Copy out all lines carrying the word "text".
--- PROVIDED DATA ---
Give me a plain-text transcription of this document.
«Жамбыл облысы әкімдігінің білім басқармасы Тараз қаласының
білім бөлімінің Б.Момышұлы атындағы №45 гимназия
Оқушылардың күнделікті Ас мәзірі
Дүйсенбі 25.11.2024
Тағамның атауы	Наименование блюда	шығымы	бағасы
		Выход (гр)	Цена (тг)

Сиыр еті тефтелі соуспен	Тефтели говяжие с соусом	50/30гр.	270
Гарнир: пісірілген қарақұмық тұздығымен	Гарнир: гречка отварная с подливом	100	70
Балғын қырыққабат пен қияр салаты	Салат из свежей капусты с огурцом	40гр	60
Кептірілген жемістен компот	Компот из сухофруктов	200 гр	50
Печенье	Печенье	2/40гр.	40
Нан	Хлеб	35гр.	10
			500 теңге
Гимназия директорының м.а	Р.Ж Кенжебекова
---
--- PROVIDED DATA ---
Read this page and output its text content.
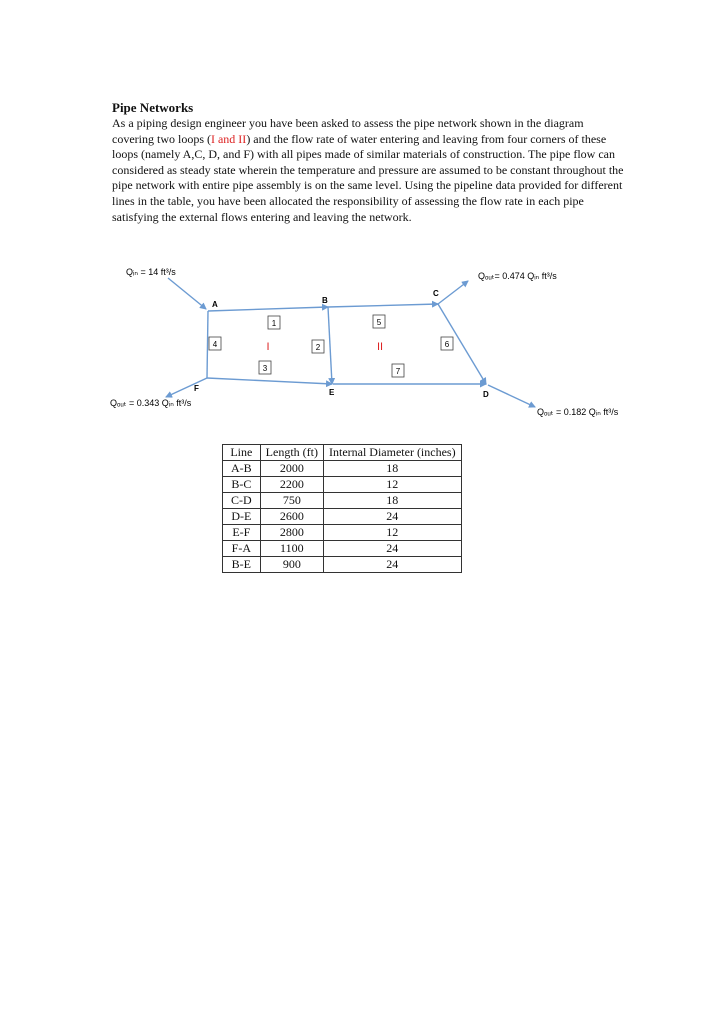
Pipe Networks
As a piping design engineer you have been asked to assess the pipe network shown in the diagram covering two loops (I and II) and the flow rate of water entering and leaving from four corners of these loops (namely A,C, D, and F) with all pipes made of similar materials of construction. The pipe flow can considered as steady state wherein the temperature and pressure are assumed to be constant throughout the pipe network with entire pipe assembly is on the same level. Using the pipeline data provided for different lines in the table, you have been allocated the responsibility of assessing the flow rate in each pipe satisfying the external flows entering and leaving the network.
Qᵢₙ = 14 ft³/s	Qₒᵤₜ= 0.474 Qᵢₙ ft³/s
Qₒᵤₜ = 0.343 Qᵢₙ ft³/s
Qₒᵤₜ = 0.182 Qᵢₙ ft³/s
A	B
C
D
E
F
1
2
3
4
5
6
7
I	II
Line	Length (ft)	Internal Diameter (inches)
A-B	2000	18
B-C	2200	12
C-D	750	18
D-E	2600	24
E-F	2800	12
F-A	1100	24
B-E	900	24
---
# FINISHED ANSWER:
Give me a plain-text transcription of this document.
Read this page and output its text content.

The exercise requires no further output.